* [Task brief] Repeat the entire listing exactly.

* [Records to use]

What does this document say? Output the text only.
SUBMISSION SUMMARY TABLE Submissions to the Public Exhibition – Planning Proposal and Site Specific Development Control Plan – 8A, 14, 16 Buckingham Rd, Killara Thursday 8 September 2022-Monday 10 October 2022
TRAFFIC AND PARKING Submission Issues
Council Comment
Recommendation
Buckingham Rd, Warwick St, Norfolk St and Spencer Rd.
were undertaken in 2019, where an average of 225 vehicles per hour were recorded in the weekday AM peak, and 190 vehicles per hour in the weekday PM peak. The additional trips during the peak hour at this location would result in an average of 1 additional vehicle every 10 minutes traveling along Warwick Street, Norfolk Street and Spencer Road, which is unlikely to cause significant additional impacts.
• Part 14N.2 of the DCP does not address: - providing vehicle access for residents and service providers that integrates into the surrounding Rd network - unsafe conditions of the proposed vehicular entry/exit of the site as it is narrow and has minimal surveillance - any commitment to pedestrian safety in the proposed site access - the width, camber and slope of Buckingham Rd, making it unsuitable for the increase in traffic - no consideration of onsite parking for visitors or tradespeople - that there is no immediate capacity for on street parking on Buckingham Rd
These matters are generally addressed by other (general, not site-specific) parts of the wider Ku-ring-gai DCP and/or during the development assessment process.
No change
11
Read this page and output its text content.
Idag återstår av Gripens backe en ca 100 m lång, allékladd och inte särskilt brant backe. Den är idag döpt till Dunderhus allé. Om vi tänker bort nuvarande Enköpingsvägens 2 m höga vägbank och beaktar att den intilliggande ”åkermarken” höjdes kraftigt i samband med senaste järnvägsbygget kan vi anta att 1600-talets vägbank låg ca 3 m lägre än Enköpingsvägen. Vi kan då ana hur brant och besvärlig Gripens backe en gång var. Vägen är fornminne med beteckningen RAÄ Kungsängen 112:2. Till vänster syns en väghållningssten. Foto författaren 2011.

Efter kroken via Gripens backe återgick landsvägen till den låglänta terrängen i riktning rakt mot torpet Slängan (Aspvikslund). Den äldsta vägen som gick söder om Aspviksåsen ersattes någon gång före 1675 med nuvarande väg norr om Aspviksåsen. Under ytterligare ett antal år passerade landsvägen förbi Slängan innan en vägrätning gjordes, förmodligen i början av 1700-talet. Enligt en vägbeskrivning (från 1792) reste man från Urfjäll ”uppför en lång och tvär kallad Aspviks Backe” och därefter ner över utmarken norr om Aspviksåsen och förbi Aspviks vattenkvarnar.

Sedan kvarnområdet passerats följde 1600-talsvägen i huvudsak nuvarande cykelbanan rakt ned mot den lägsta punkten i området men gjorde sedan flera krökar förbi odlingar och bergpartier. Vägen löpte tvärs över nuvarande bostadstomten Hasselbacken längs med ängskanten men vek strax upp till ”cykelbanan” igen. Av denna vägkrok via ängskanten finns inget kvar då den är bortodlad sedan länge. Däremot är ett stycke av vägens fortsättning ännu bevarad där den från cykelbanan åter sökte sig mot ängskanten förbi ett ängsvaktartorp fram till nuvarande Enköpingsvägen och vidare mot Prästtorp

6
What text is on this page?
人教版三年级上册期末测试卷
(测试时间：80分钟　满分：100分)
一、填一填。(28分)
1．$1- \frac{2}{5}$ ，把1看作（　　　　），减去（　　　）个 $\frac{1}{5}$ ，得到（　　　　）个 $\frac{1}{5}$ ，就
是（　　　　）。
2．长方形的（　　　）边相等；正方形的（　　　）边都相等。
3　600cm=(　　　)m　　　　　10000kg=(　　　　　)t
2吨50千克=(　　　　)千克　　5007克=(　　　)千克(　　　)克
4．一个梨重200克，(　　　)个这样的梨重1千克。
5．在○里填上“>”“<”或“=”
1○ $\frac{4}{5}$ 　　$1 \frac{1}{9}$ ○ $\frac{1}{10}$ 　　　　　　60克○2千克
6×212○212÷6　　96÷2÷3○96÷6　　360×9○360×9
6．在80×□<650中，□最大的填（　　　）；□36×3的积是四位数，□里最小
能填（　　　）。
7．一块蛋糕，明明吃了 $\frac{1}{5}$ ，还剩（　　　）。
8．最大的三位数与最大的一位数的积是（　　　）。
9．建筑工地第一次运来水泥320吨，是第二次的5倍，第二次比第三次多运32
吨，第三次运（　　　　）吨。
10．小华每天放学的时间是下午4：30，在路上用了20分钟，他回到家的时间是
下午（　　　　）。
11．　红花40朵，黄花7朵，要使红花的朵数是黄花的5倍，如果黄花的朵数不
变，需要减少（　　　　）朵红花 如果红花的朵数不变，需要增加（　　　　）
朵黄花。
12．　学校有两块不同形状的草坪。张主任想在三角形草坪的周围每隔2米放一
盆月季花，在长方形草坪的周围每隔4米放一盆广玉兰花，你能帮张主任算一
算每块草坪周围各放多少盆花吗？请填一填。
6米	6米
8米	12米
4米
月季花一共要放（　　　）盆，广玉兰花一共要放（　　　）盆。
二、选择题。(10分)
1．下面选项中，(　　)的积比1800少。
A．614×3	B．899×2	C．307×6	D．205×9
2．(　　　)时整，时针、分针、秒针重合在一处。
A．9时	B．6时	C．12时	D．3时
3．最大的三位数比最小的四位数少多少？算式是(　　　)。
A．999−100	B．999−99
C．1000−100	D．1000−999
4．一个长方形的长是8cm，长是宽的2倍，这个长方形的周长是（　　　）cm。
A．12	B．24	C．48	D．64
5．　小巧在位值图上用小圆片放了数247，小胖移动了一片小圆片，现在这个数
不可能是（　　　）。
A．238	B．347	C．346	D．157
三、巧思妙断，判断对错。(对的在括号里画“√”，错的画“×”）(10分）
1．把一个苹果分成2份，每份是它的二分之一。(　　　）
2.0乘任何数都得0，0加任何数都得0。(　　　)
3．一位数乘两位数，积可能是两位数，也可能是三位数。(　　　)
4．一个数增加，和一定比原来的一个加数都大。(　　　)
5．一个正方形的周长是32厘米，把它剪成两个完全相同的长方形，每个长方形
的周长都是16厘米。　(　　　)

* [Written answer]
What does this document say? Output the text only.
SUBMISSION SUMMARY TABLE Submissions to the Public Exhibition – Planning Proposal and Site Specific Development Control Plan – 8A, 14, 16 Buckingham Rd, Killara Thursday 8 September 2022-Monday 10 October 2022
TRAFFIC AND PARKING Submission Issues
Council Comment
Recommendation
Buckingham Rd, Warwick St, Norfolk St and Spencer Rd.
were undertaken in 2019, where an average of 225 vehicles per hour were recorded in the weekday AM peak, and 190 vehicles per hour in the weekday PM peak. The additional trips during the peak hour at this location would result in an average of 1 additional vehicle every 10 minutes traveling along Warwick Street, Norfolk Street and Spencer Road, which is unlikely to cause significant additional impacts.
• Part 14N.2 of the DCP does not address: - providing vehicle access for residents and service providers that integrates into the surrounding Rd network - unsafe conditions of the proposed vehicular entry/exit of the site as it is narrow and has minimal surveillance - any commitment to pedestrian safety in the proposed site access - the width, camber and slope of Buckingham Rd, making it unsuitable for the increase in traffic - no consideration of onsite parking for visitors or tradespeople - that there is no immediate capacity for on street parking on Buckingham Rd
These matters are generally addressed by other (general, not site-specific) parts of the wider Ku-ring-gai DCP and/or during the development assessment process.
No change
11
Read this page and output its text content.
Idag återstår av Gripens backe en ca 100 m lång, allékladd och inte särskilt brant backe. Den är idag döpt till Dunderhus allé. Om vi tänker bort nuvarande Enköpingsvägens 2 m höga vägbank och beaktar att den intilliggande ”åkermarken” höjdes kraftigt i samband med senaste järnvägsbygget kan vi anta att 1600-talets vägbank låg ca 3 m lägre än Enköpingsvägen. Vi kan då ana hur brant och besvärlig Gripens backe en gång var. Vägen är fornminne med beteckningen RAÄ Kungsängen 112:2. Till vänster syns en väghållningssten. Foto författaren 2011.

Efter kroken via Gripens backe återgick landsvägen till den låglänta terrängen i riktning rakt mot torpet Slängan (Aspvikslund). Den äldsta vägen som gick söder om Aspviksåsen ersattes någon gång före 1675 med nuvarande väg norr om Aspviksåsen. Under ytterligare ett antal år passerade landsvägen förbi Slängan innan en vägrätning gjordes, förmodligen i början av 1700-talet. Enligt en vägbeskrivning (från 1792) reste man från Urfjäll ”uppför en lång och tvär kallad Aspviks Backe” och därefter ner över utmarken norr om Aspviksåsen och förbi Aspviks vattenkvarnar.

Sedan kvarnområdet passerats följde 1600-talsvägen i huvudsak nuvarande cykelbanan rakt ned mot den lägsta punkten i området men gjorde sedan flera krökar förbi odlingar och bergpartier. Vägen löpte tvärs över nuvarande bostadstomten Hasselbacken längs med ängskanten men vek strax upp till ”cykelbanan” igen. Av denna vägkrok via ängskanten finns inget kvar då den är bortodlad sedan länge. Däremot är ett stycke av vägens fortsättning ännu bevarad där den från cykelbanan åter sökte sig mot ängskanten förbi ett ängsvaktartorp fram till nuvarande Enköpingsvägen och vidare mot Prästtorp

6
What text is on this page?
人教版三年级上册期末测试卷
(测试时间：80分钟　满分：100分)
一、填一填。(28分)
1．$1- \frac{2}{5}$ ，把1看作（　　　　），减去（　　　）个 $\frac{1}{5}$ ，得到（　　　　）个 $\frac{1}{5}$ ，就
是（　　　　）。
2．长方形的（　　　）边相等；正方形的（　　　）边都相等。
3　600cm=(　　　)m　　　　　10000kg=(　　　　　)t
2吨50千克=(　　　　)千克　　5007克=(　　　)千克(　　　)克
4．一个梨重200克，(　　　)个这样的梨重1千克。
5．在○里填上“>”“<”或“=”
1○ $\frac{4}{5}$ 　　$1 \frac{1}{9}$ ○ $\frac{1}{10}$ 　　　　　　60克○2千克
6×212○212÷6　　96÷2÷3○96÷6　　360×9○360×9
6．在80×□<650中，□最大的填（　　　）；□36×3的积是四位数，□里最小
能填（　　　）。
7．一块蛋糕，明明吃了 $\frac{1}{5}$ ，还剩（　　　）。
8．最大的三位数与最大的一位数的积是（　　　）。
9．建筑工地第一次运来水泥320吨，是第二次的5倍，第二次比第三次多运32
吨，第三次运（　　　　）吨。
10．小华每天放学的时间是下午4：30，在路上用了20分钟，他回到家的时间是
下午（　　　　）。
11．　红花40朵，黄花7朵，要使红花的朵数是黄花的5倍，如果黄花的朵数不
变，需要减少（　　　　）朵红花 如果红花的朵数不变，需要增加（　　　　）
朵黄花。
12．　学校有两块不同形状的草坪。张主任想在三角形草坪的周围每隔2米放一
盆月季花，在长方形草坪的周围每隔4米放一盆广玉兰花，你能帮张主任算一
算每块草坪周围各放多少盆花吗？请填一填。
6米	6米
8米	12米
4米
月季花一共要放（　　　）盆，广玉兰花一共要放（　　　）盆。
二、选择题。(10分)
1．下面选项中，(　　)的积比1800少。
A．614×3	B．899×2	C．307×6	D．205×9
2．(　　　)时整，时针、分针、秒针重合在一处。
A．9时	B．6时	C．12时	D．3时
3．最大的三位数比最小的四位数少多少？算式是(　　　)。
A．999−100	B．999−99
C．1000−100	D．1000−999
4．一个长方形的长是8cm，长是宽的2倍，这个长方形的周长是（　　　）cm。
A．12	B．24	C．48	D．64
5．　小巧在位值图上用小圆片放了数247，小胖移动了一片小圆片，现在这个数
不可能是（　　　）。
A．238	B．347	C．346	D．157
三、巧思妙断，判断对错。(对的在括号里画“√”，错的画“×”）(10分）
1．把一个苹果分成2份，每份是它的二分之一。(　　　）
2.0乘任何数都得0，0加任何数都得0。(　　　)
3．一位数乘两位数，积可能是两位数，也可能是三位数。(　　　)
4．一个数增加，和一定比原来的一个加数都大。(　　　)
5．一个正方形的周长是32厘米，把它剪成两个完全相同的长方形，每个长方形
的周长都是16厘米。　(　　　)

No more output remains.